Stated goal
Retype the entries word for word, starting at the first line and ending at the line that contains "- item-description: Base pizza con ajo: [57, 502, 154, 514]", with both of those lines included.
___ Listed entries ___
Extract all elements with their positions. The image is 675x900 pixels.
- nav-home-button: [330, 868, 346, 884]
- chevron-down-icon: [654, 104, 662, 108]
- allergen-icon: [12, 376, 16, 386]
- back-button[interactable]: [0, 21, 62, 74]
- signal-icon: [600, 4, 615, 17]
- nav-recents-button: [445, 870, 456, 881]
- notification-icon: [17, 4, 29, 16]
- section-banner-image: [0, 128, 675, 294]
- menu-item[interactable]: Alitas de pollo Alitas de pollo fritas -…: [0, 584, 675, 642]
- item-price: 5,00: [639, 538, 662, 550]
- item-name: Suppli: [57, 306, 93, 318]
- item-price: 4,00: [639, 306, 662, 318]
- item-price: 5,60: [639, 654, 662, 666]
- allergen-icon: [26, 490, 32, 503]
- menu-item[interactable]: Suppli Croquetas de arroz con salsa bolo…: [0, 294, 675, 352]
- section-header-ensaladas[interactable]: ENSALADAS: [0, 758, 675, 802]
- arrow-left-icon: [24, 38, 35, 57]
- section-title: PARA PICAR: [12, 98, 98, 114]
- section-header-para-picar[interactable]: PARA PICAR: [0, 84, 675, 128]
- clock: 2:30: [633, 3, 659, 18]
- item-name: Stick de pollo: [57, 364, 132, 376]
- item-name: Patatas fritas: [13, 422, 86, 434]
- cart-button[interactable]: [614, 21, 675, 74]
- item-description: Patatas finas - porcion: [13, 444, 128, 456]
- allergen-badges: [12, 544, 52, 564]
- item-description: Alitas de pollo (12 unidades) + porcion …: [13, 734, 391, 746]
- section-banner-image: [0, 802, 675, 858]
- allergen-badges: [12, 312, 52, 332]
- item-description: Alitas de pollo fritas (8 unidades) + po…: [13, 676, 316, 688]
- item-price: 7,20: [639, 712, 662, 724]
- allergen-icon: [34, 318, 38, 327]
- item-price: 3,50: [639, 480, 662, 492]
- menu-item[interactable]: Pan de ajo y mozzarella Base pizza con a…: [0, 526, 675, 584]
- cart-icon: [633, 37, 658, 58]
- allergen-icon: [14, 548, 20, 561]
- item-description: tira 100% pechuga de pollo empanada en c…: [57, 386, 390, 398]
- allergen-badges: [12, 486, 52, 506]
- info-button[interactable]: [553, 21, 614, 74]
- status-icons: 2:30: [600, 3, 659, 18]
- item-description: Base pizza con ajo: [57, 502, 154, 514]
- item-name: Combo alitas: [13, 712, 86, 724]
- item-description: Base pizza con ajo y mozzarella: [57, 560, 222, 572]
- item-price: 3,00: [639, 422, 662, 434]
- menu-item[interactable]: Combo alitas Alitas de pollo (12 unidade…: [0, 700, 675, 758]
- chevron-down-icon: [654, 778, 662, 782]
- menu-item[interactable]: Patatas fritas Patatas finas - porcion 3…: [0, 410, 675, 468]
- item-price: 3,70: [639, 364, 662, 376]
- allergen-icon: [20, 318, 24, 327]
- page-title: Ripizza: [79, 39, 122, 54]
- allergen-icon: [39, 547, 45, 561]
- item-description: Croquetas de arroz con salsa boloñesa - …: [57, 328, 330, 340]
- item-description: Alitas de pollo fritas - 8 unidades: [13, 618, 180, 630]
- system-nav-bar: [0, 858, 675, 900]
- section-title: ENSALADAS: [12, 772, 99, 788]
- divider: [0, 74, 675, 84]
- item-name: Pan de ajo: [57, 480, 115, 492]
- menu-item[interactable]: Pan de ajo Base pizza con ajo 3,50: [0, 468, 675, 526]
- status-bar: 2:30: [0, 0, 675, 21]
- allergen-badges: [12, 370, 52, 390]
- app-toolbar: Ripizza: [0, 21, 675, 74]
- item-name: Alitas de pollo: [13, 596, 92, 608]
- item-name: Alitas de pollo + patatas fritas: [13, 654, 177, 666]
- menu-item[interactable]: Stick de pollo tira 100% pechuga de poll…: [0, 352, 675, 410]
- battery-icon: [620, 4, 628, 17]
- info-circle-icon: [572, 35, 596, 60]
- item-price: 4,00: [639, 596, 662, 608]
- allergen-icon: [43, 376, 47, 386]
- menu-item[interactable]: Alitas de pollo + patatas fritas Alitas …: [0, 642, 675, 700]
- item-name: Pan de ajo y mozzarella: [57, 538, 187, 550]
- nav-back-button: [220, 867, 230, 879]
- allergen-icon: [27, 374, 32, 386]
___
Result of this task
Extract all elements with their positions. The image is 675x900 pixels.
- nav-home-button: [330, 868, 346, 884]
- chevron-down-icon: [654, 104, 662, 108]
- allergen-icon: [12, 376, 16, 386]
- back-button[interactable]: [0, 21, 62, 74]
- signal-icon: [600, 4, 615, 17]
- nav-recents-button: [445, 870, 456, 881]
- notification-icon: [17, 4, 29, 16]
- section-banner-image: [0, 128, 675, 294]
- menu-item[interactable]: Alitas de pollo Alitas de pollo fritas -…: [0, 584, 675, 642]
- item-price: 5,00: [639, 538, 662, 550]
- item-name: Suppli: [57, 306, 93, 318]
- item-price: 4,00: [639, 306, 662, 318]
- item-price: 5,60: [639, 654, 662, 666]
- allergen-icon: [26, 490, 32, 503]
- menu-item[interactable]: Suppli Croquetas de arroz con salsa bolo…: [0, 294, 675, 352]
- section-header-ensaladas[interactable]: ENSALADAS: [0, 758, 675, 802]
- arrow-left-icon: [24, 38, 35, 57]
- section-title: PARA PICAR: [12, 98, 98, 114]
- section-header-para-picar[interactable]: PARA PICAR: [0, 84, 675, 128]
- clock: 2:30: [633, 3, 659, 18]
- item-name: Stick de pollo: [57, 364, 132, 376]
- item-name: Patatas fritas: [13, 422, 86, 434]
- cart-button[interactable]: [614, 21, 675, 74]
- item-description: Patatas finas - porcion: [13, 444, 128, 456]
- allergen-badges: [12, 544, 52, 564]
- item-description: Alitas de pollo (12 unidades) + porcion …: [13, 734, 391, 746]
- section-banner-image: [0, 802, 675, 858]
- allergen-badges: [12, 312, 52, 332]
- item-description: Alitas de pollo fritas (8 unidades) + po…: [13, 676, 316, 688]
- item-price: 7,20: [639, 712, 662, 724]
- allergen-icon: [34, 318, 38, 327]
- item-price: 3,50: [639, 480, 662, 492]
- menu-item[interactable]: Pan de ajo y mozzarella Base pizza con a…: [0, 526, 675, 584]
- cart-icon: [633, 37, 658, 58]
- allergen-icon: [14, 548, 20, 561]
- item-description: tira 100% pechuga de pollo empanada en c…: [57, 386, 390, 398]
- allergen-badges: [12, 486, 52, 506]
- info-button[interactable]: [553, 21, 614, 74]
- status-icons: 2:30: [600, 3, 659, 18]
- item-description: Base pizza con ajo: [57, 502, 154, 514]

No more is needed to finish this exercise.